BRIEF ::
The lines to copy are those with "subkonjunktivaler" in them. Pull each one from the entries below.

DATASET EXCERPTS ::
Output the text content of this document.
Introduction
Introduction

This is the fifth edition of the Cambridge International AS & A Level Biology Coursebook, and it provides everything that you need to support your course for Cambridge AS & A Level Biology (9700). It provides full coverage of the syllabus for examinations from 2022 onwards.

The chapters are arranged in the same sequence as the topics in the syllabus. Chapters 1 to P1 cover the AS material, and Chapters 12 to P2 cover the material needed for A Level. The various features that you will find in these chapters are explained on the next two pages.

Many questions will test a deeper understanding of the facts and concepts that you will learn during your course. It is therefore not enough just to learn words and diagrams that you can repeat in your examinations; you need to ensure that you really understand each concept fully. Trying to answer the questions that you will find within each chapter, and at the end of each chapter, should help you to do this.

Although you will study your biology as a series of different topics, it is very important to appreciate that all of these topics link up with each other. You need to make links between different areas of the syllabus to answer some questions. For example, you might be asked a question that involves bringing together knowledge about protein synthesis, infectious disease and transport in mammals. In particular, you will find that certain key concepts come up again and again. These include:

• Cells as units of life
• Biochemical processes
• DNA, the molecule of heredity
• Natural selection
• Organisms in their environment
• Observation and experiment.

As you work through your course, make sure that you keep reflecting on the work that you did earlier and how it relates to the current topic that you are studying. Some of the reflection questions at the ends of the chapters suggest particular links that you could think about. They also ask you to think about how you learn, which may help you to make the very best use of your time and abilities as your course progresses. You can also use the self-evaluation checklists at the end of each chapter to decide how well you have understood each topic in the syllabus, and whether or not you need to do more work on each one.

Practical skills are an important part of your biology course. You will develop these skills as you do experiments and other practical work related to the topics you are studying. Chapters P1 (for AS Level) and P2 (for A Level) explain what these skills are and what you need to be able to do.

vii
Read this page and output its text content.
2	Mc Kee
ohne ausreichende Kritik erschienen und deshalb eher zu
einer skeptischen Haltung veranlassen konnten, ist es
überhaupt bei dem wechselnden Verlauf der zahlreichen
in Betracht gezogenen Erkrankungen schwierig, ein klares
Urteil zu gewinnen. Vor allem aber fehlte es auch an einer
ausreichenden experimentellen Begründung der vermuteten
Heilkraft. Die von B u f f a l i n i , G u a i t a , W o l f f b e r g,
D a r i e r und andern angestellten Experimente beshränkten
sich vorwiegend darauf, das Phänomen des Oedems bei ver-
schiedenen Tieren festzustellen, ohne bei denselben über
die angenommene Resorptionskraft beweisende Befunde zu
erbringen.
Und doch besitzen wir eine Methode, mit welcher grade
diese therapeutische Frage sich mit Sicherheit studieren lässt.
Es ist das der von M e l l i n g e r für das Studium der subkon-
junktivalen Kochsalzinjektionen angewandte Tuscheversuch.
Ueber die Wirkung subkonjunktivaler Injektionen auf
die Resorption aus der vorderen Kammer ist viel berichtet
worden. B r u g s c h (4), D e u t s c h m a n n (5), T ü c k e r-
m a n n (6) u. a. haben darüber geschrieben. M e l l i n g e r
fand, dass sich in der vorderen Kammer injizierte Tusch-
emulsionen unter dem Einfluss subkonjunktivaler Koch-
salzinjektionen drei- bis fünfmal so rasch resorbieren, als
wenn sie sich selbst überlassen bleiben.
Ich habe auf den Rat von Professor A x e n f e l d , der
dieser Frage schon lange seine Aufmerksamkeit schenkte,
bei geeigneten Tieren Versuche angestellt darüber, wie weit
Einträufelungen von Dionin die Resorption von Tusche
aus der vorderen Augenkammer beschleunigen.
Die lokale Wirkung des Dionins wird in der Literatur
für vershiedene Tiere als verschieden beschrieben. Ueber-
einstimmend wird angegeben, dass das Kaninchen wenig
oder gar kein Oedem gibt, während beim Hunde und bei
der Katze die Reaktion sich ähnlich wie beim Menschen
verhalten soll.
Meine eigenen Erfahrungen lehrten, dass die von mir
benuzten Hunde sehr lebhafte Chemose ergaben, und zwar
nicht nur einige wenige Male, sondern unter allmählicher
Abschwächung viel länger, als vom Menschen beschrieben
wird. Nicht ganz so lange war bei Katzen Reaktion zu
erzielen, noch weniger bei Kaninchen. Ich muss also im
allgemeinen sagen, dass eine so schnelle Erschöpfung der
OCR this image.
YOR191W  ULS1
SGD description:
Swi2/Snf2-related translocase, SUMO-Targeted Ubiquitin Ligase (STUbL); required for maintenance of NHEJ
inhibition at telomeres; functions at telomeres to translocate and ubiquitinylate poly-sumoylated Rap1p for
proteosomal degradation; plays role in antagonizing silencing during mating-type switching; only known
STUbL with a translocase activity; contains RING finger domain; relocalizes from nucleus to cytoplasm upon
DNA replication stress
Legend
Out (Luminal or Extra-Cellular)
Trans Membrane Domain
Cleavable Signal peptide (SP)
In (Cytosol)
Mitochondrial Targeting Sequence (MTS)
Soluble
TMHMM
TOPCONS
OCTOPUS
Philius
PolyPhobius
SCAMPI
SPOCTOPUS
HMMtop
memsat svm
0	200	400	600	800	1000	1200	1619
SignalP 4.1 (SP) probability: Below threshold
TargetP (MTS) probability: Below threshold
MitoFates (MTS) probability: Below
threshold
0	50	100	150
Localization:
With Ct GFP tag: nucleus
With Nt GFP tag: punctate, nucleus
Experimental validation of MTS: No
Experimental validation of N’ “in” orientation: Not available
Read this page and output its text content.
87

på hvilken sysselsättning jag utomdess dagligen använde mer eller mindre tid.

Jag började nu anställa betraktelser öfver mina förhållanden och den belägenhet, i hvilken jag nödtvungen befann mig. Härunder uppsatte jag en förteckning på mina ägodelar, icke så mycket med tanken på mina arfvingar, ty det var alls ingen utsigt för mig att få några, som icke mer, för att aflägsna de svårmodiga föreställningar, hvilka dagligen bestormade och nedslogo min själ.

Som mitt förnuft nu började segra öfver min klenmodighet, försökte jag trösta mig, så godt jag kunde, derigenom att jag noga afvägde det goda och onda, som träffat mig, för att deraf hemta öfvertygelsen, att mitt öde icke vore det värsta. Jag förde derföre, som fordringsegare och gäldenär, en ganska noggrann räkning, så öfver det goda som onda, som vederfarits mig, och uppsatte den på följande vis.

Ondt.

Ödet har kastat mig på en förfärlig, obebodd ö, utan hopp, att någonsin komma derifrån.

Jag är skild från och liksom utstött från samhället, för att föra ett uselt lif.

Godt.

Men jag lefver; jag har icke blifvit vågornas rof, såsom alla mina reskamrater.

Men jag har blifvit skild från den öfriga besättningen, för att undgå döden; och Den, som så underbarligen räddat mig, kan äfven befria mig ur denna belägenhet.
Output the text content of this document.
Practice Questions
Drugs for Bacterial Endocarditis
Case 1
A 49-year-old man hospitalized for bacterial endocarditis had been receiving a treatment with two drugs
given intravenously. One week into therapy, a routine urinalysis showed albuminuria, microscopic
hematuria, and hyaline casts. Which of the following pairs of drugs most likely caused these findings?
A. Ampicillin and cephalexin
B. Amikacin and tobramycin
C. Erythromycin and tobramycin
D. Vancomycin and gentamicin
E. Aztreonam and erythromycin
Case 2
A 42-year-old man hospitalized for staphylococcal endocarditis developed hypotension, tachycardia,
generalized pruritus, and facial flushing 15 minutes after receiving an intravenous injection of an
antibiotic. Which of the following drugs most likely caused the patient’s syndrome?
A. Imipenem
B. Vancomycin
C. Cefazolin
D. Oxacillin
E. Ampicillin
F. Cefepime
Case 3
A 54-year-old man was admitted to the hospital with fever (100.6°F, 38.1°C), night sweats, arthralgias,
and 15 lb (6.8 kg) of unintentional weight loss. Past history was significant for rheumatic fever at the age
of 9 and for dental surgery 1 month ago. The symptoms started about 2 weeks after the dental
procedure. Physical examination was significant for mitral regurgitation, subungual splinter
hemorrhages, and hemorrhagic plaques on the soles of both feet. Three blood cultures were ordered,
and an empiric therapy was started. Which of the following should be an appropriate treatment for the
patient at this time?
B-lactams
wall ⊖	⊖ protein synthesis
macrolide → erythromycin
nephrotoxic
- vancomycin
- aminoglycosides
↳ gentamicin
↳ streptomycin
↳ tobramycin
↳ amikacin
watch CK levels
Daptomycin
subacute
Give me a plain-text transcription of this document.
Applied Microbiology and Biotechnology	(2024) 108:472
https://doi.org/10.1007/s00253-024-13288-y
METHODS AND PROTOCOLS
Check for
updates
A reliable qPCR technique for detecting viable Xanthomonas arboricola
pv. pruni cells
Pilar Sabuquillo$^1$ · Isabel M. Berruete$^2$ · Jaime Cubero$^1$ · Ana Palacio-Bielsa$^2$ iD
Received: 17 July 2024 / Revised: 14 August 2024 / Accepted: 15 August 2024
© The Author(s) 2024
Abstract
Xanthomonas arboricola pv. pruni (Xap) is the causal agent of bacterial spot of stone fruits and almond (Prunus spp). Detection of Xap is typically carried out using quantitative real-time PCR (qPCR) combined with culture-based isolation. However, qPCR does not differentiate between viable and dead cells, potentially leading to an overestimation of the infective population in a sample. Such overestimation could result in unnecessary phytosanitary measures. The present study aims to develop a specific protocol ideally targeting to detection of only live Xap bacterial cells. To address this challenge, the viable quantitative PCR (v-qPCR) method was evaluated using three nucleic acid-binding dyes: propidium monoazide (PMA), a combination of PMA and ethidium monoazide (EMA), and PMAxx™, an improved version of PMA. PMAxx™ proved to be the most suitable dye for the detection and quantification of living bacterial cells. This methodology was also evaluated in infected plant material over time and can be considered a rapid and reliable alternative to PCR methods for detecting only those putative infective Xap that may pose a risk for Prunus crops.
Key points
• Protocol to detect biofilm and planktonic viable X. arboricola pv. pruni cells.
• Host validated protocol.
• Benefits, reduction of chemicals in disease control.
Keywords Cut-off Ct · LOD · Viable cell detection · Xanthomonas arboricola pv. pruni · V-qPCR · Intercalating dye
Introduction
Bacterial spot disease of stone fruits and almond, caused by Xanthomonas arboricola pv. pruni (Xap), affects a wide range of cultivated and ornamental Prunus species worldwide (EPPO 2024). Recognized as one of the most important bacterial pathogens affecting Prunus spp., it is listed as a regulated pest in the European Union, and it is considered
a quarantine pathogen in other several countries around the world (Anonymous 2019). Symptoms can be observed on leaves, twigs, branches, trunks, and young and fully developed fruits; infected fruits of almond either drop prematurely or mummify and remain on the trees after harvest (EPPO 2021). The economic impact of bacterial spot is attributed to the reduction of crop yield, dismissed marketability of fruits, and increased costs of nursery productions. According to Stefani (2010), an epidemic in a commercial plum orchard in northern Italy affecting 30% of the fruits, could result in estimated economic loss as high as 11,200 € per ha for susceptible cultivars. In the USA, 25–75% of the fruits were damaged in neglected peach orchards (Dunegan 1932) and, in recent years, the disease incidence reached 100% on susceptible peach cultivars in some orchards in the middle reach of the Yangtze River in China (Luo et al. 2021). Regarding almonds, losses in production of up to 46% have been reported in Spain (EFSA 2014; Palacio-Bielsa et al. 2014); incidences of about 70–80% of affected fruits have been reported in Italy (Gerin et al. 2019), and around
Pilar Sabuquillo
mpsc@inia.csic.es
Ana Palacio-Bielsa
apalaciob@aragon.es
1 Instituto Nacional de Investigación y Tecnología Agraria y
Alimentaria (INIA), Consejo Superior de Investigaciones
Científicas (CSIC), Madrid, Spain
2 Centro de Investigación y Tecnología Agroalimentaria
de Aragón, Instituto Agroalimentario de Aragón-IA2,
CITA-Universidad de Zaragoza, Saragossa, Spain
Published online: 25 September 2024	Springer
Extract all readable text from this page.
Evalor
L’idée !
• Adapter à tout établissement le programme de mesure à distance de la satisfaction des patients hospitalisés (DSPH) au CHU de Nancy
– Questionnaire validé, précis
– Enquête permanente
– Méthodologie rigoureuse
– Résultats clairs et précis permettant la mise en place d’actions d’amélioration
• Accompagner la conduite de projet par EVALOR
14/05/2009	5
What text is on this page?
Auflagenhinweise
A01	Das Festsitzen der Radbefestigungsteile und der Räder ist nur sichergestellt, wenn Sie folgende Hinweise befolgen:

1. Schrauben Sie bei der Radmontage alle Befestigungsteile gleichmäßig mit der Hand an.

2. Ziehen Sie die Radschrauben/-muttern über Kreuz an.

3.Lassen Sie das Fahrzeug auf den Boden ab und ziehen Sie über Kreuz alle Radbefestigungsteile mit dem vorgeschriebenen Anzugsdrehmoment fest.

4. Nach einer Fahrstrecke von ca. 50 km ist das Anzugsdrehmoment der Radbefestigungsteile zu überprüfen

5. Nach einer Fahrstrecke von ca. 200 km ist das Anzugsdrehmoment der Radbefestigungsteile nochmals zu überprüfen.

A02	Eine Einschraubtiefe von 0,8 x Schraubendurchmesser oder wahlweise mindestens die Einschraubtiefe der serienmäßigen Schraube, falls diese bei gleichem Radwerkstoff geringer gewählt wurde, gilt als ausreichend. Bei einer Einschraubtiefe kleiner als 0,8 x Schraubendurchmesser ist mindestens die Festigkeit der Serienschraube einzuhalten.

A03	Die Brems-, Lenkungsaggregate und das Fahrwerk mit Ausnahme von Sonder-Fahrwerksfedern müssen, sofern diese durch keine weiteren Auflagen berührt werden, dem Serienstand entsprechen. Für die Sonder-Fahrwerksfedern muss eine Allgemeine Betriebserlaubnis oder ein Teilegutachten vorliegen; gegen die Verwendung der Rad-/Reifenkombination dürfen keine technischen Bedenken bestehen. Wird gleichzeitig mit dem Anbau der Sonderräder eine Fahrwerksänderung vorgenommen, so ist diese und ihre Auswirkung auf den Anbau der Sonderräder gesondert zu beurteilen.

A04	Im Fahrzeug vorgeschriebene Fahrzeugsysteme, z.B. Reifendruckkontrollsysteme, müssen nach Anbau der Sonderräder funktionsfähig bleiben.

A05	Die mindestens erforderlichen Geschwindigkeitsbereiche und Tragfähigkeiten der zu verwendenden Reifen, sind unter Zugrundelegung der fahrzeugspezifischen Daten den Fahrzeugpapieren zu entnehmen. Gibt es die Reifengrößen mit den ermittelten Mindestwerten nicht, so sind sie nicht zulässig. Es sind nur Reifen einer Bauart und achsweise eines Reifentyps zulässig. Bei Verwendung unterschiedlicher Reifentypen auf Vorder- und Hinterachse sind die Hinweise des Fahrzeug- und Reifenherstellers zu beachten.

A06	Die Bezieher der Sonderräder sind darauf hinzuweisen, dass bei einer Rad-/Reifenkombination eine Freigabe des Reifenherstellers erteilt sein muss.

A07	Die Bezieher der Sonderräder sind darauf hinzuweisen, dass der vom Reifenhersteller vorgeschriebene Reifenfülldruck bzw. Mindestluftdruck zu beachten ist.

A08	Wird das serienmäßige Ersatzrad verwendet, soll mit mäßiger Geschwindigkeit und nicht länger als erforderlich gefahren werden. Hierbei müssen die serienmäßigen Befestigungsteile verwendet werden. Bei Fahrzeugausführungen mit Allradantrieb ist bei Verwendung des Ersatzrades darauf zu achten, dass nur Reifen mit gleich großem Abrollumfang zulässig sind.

RESPONSE AREA ::
Ueber die Wirkung subkonjunktivaler Injektionen auf
emulsionen unter dem Einfluss subkonjunktivaler Koch-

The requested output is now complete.